Scan the records below for lines with the word "JSON", then state how many you find and nothing else.

■ DATA SHOWN:
((
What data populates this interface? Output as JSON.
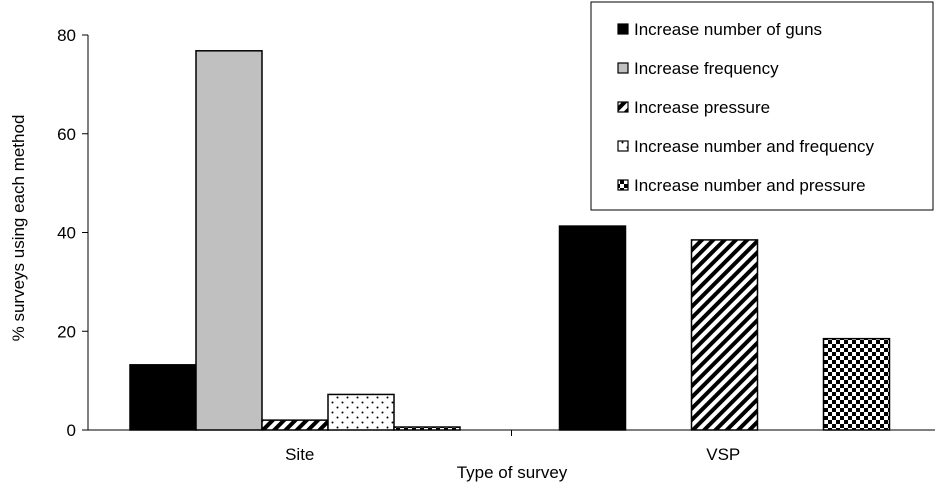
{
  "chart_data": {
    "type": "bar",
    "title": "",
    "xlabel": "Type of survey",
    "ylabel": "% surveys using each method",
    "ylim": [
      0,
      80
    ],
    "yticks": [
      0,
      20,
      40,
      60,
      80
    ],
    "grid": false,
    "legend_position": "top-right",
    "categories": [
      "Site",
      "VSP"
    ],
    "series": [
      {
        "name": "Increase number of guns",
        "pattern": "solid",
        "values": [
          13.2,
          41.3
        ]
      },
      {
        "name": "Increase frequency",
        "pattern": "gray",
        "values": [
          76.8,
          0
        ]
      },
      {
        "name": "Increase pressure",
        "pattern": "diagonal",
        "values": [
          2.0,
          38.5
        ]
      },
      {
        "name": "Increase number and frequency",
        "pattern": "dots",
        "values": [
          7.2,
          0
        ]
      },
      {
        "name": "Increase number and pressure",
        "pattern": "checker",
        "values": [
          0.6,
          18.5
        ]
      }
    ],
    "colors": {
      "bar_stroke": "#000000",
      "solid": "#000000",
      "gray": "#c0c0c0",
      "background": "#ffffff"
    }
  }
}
))
((
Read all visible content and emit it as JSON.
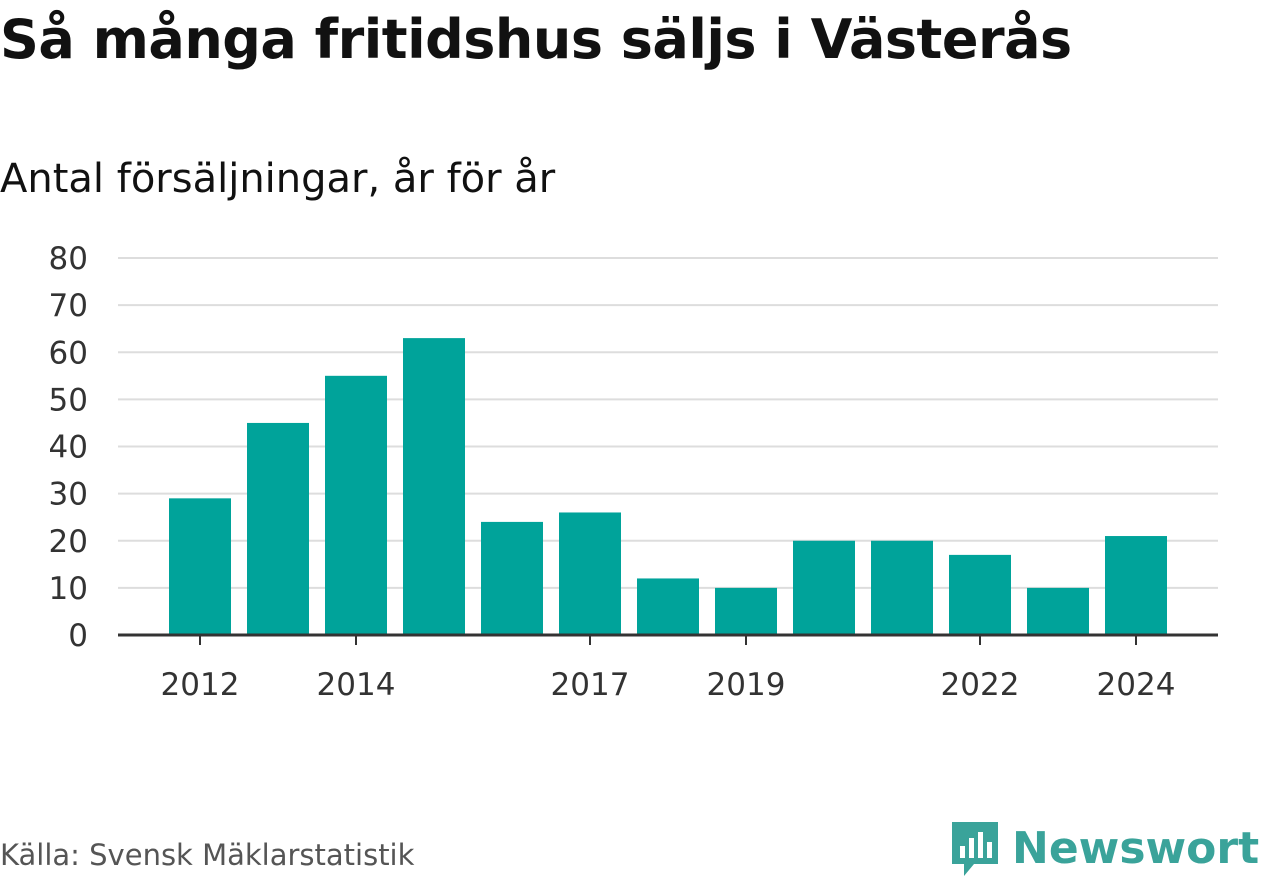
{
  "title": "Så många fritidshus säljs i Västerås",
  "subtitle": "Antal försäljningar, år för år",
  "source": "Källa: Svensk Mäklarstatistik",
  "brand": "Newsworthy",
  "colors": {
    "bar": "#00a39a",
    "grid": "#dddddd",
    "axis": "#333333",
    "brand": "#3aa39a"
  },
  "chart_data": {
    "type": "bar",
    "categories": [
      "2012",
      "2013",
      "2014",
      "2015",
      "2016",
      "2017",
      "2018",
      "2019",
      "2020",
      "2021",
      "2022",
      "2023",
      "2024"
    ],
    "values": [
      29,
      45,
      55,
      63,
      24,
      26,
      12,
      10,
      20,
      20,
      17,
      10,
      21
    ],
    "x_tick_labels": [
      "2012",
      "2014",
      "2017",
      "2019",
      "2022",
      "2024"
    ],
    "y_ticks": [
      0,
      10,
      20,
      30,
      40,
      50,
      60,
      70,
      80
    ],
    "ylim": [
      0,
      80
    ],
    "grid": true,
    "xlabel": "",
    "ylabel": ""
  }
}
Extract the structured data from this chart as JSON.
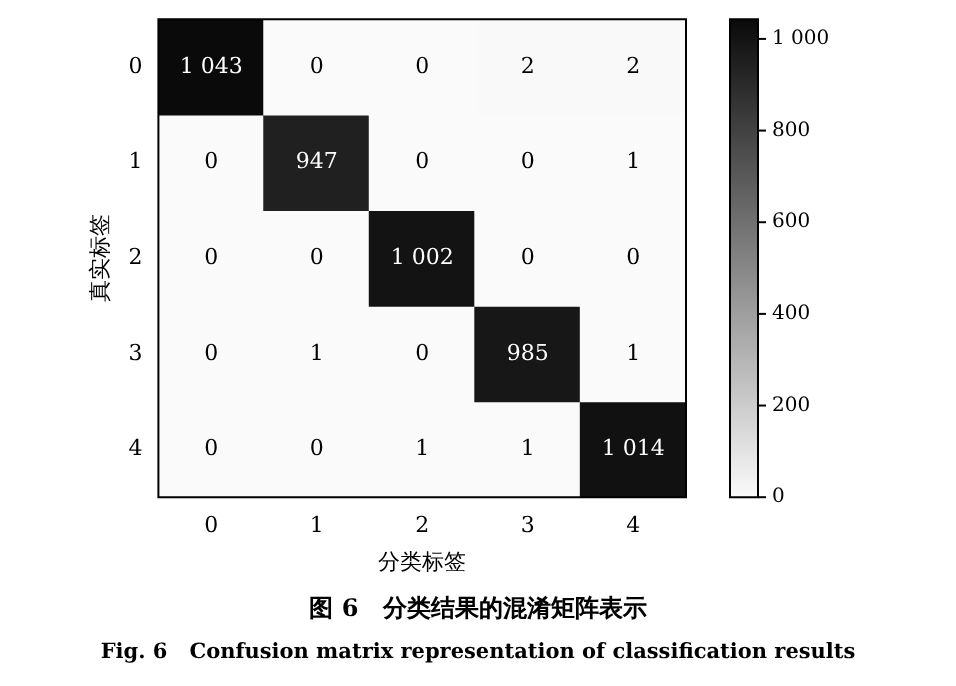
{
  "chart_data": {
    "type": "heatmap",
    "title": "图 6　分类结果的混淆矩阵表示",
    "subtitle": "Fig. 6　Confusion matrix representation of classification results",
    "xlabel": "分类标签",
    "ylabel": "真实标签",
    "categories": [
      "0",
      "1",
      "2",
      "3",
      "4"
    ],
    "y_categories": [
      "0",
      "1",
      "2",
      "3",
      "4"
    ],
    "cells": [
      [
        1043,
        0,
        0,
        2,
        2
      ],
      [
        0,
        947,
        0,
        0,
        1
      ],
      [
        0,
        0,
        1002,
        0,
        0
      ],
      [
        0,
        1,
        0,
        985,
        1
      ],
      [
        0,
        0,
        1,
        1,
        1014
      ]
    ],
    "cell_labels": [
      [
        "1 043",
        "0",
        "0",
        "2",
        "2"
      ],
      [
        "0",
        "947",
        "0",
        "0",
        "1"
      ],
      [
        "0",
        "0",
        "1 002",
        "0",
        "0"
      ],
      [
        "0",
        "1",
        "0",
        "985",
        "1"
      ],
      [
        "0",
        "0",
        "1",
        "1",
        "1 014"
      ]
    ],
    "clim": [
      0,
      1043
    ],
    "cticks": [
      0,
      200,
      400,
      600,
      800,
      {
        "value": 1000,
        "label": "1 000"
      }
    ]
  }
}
))
((
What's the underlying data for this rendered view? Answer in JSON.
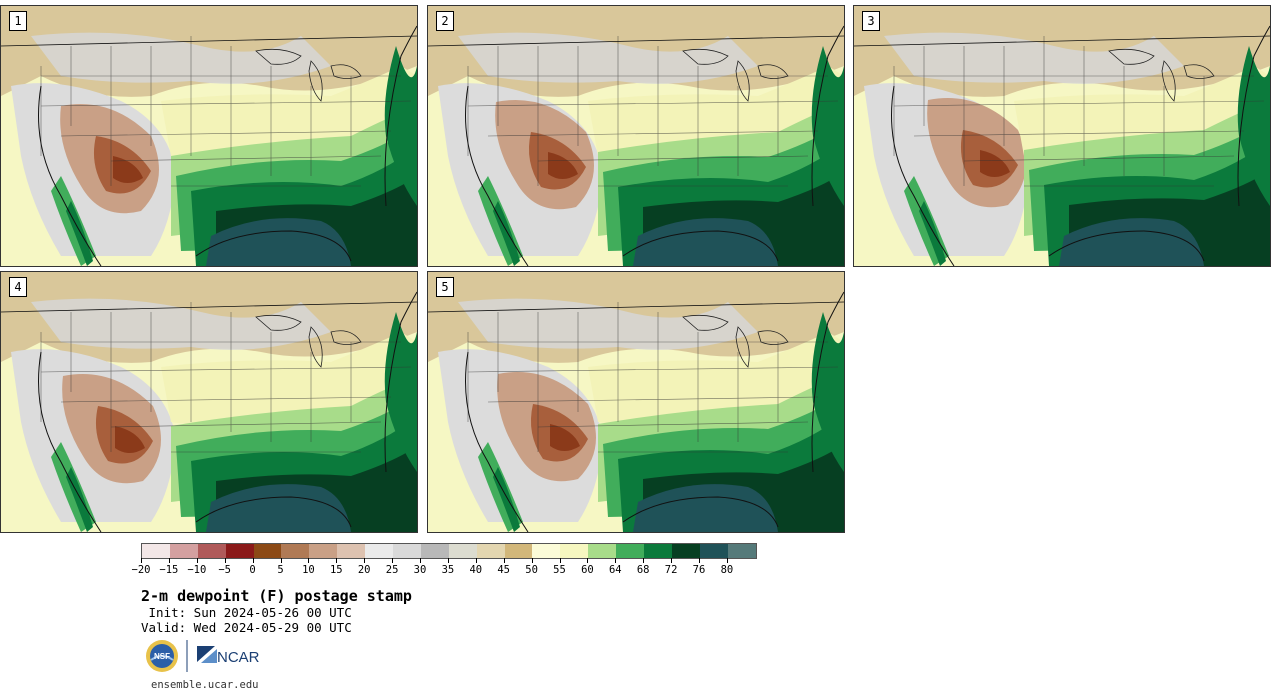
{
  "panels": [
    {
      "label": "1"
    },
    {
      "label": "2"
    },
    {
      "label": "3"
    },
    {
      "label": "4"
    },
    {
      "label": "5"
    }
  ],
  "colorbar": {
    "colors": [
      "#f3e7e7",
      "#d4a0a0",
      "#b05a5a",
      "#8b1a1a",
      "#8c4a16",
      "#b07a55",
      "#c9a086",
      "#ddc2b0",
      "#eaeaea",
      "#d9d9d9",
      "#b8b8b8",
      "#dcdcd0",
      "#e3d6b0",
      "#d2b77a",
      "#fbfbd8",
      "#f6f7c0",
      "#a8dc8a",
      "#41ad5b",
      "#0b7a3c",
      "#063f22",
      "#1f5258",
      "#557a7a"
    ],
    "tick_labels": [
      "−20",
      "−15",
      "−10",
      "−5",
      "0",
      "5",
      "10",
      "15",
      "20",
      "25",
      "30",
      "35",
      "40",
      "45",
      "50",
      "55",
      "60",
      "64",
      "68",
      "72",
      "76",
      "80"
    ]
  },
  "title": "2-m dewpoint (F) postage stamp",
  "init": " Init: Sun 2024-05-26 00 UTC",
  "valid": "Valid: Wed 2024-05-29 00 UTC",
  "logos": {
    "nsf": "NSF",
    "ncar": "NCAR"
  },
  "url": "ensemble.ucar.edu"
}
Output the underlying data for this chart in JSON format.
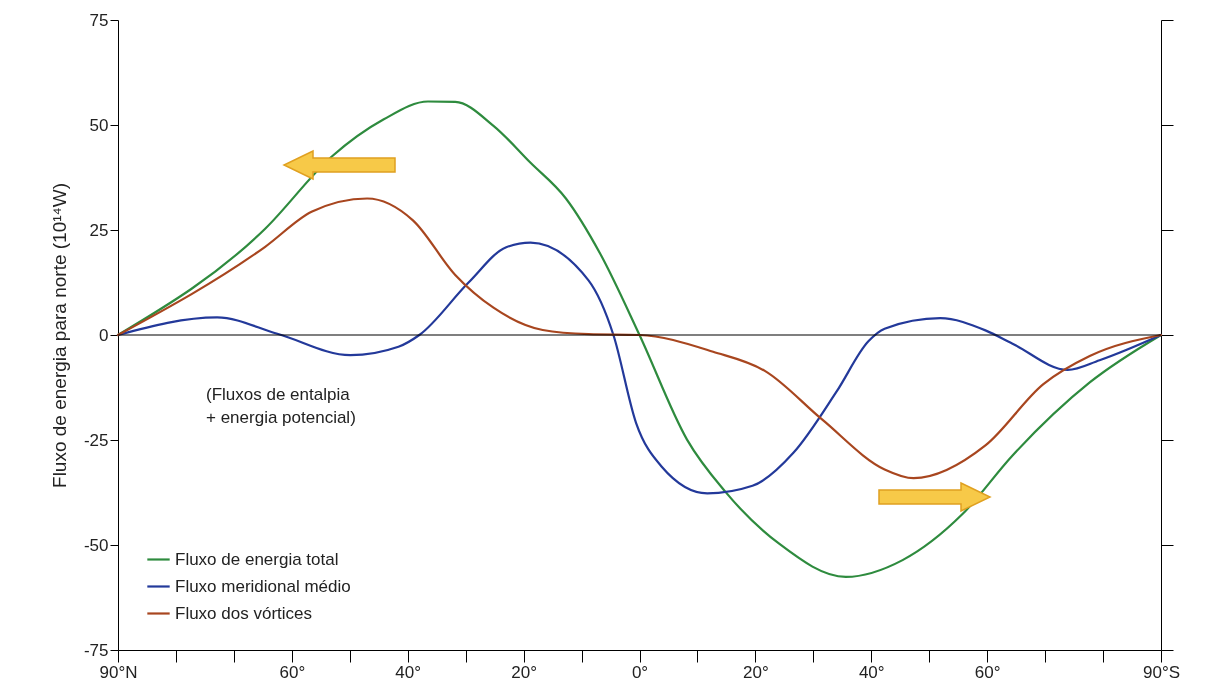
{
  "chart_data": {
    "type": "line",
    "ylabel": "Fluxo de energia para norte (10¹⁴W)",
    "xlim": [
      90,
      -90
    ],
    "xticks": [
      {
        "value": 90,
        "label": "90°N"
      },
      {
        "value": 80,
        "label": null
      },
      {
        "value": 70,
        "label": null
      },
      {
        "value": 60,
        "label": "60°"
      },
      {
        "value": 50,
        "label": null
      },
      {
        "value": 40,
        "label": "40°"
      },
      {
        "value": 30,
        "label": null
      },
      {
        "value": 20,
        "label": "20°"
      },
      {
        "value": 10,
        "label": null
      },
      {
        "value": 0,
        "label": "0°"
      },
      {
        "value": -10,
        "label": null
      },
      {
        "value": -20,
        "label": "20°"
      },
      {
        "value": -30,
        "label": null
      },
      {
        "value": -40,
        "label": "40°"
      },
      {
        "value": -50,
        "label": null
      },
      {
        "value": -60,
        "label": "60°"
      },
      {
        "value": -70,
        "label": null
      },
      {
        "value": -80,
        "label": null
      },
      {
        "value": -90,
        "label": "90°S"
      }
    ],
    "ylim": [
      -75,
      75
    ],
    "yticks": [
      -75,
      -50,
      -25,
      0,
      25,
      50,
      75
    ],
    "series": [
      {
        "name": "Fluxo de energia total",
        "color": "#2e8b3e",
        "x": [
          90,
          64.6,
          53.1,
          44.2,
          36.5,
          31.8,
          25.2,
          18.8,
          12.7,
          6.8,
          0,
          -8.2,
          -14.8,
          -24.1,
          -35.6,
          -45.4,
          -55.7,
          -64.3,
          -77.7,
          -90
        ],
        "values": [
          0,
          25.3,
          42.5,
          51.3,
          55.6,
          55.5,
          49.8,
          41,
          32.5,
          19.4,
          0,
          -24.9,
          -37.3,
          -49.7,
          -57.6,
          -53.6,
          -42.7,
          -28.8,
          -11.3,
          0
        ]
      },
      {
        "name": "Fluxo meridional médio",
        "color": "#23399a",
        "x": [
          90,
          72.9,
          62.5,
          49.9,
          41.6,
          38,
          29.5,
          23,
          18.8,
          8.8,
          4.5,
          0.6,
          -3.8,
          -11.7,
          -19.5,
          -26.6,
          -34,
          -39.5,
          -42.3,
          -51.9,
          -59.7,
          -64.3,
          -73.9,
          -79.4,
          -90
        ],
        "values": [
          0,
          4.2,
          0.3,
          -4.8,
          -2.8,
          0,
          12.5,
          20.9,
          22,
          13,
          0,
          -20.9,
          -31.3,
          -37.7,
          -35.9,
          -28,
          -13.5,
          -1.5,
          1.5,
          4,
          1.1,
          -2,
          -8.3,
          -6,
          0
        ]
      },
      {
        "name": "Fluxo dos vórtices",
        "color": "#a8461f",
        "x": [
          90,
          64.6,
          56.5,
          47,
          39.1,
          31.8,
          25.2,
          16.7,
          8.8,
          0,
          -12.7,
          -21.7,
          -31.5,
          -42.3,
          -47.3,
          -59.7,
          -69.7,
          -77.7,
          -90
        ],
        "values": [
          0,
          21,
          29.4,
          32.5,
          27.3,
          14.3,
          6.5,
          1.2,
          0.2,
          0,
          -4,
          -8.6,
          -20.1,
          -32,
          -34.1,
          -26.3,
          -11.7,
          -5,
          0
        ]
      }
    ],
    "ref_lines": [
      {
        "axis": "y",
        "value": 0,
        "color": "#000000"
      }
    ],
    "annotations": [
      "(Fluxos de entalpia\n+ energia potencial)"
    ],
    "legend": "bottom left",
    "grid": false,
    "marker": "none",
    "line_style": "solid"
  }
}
))
■ FULL RESPONSE: 5